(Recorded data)
BEGIN

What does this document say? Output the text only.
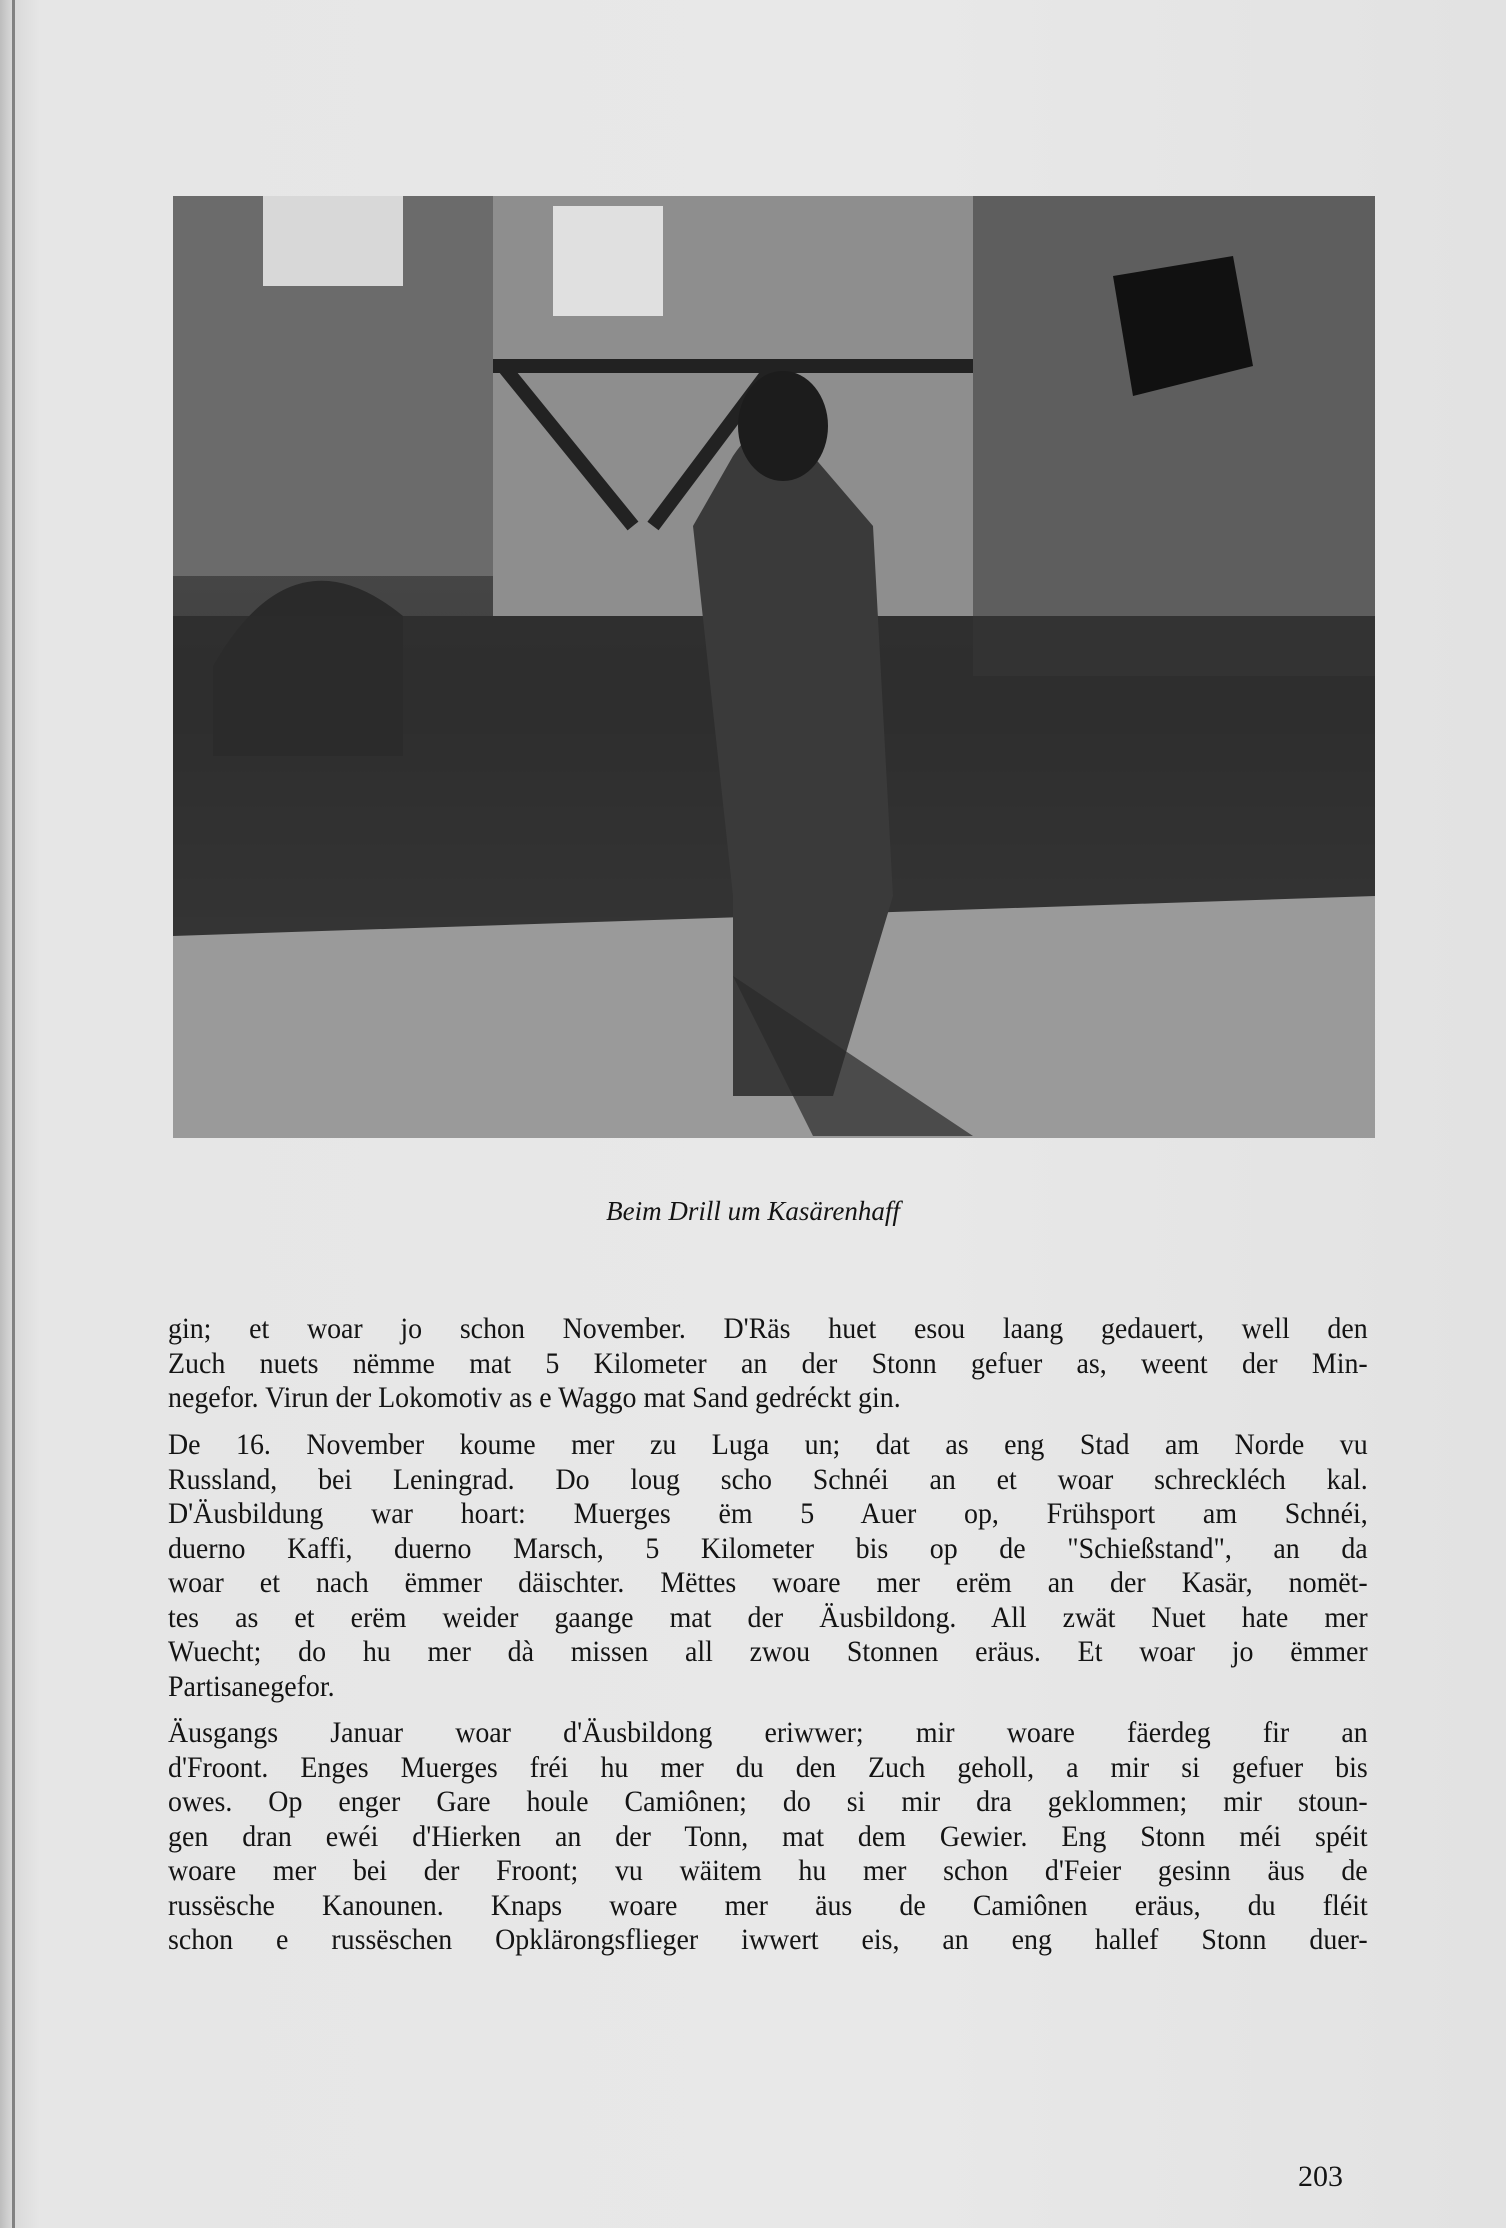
Beim Drill um Kasärenhaff
gin; et woar jo schon November. D'Räs huet esou laang gedauert, well den
Zuch nuets nëmme mat 5 Kilometer an der Stonn gefuer as, weent der Min-
negefor. Virun der Lokomotiv as e Waggo mat Sand gedréckt gin.
De 16. November koume mer zu Luga un; dat as eng Stad am Norde vu
Russland, bei Leningrad. Do loug scho Schnéi an et woar schreckléch kal.
D'Äusbildung war hoart: Muerges ëm 5 Auer op, Frühsport am Schnéi,
duerno Kaffi, duerno Marsch, 5 Kilometer bis op de "Schießstand", an da
woar et nach ëmmer däischter. Mëttes woare mer erëm an der Kasär, nomët-
tes as et erëm weider gaange mat der Äusbildong. All zwät Nuet hate mer
Wuecht; do hu mer dà missen all zwou Stonnen eräus. Et woar jo ëmmer
Partisanegefor.
Äusgangs Januar woar d'Äusbildong eriwwer; mir woare fäerdeg fir an
d'Froont. Enges Muerges fréi hu mer du den Zuch geholl, a mir si gefuer bis
owes. Op enger Gare houle Camiônen; do si mir dra geklommen; mir stoun-
gen dran ewéi d'Hierken an der Tonn, mat dem Gewier. Eng Stonn méi spéit
woare mer bei der Froont; vu wäitem hu mer schon d'Feier gesinn äus de
russësche Kanounen. Knaps woare mer äus de Camiônen eräus, du fléit
schon e russëschen Opklärongsflieger iwwert eis, an eng hallef Stonn duer-
203
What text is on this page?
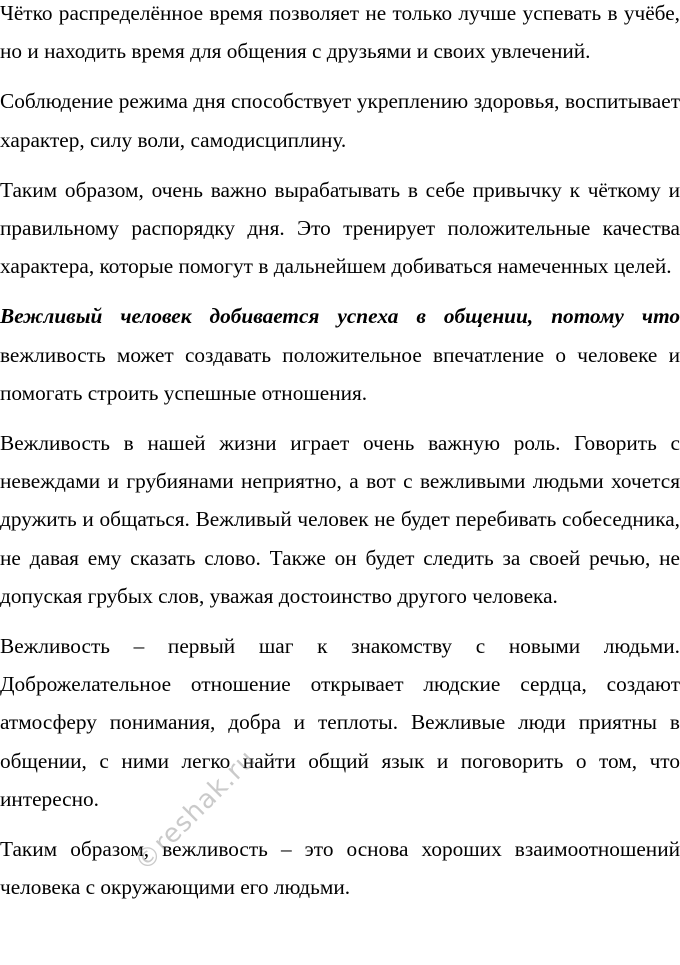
Чётко распределённое время позволяет не только лучше успевать в учёбе, но и находить время для общения с друзьями и своих увлечений.

Соблюдение режима дня способствует укреплению здоровья, воспитывает характер, силу воли, самодисциплину.

Таким образом, очень важно вырабатывать в себе привычку к чёткому и правильному распорядку дня. Это тренирует положительные качества характера, которые помогут в дальнейшем добиваться намеченных целей.

Вежливый человек добивается успеха в общении, потому что вежливость может создавать положительное впечатление о человеке и помогать строить успешные отношения.

Вежливость в нашей жизни играет очень важную роль. Говорить с невеждами и грубиянами неприятно, а вот с вежливыми людьми хочется дружить и общаться. Вежливый человек не будет перебивать собеседника, не давая ему сказать слово. Также он будет следить за своей речью, не допуская грубых слов, уважая достоинство другого человека.

Вежливость – первый шаг к знакомству с новыми людьми. Доброжелательное отношение открывает людские сердца, создают атмосферу понимания, добра и теплоты. Вежливые люди приятны в общении, с ними легко найти общий язык и поговорить о том, что интересно.

Таким образом, вежливость – это основа хороших взаимоотношений человека с окружающими его людьми.

©reshak.ru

END

▸ **Instructions to follow**
Report all lines of the data that include the word "eräus".

▸ **Response to the exercise**
Wuecht; do hu mer dà missen all zwou Stonnen eräus. Et woar jo ëmmer
russësche Kanounen. Knaps woare mer äus de Camiônen eräus, du fléit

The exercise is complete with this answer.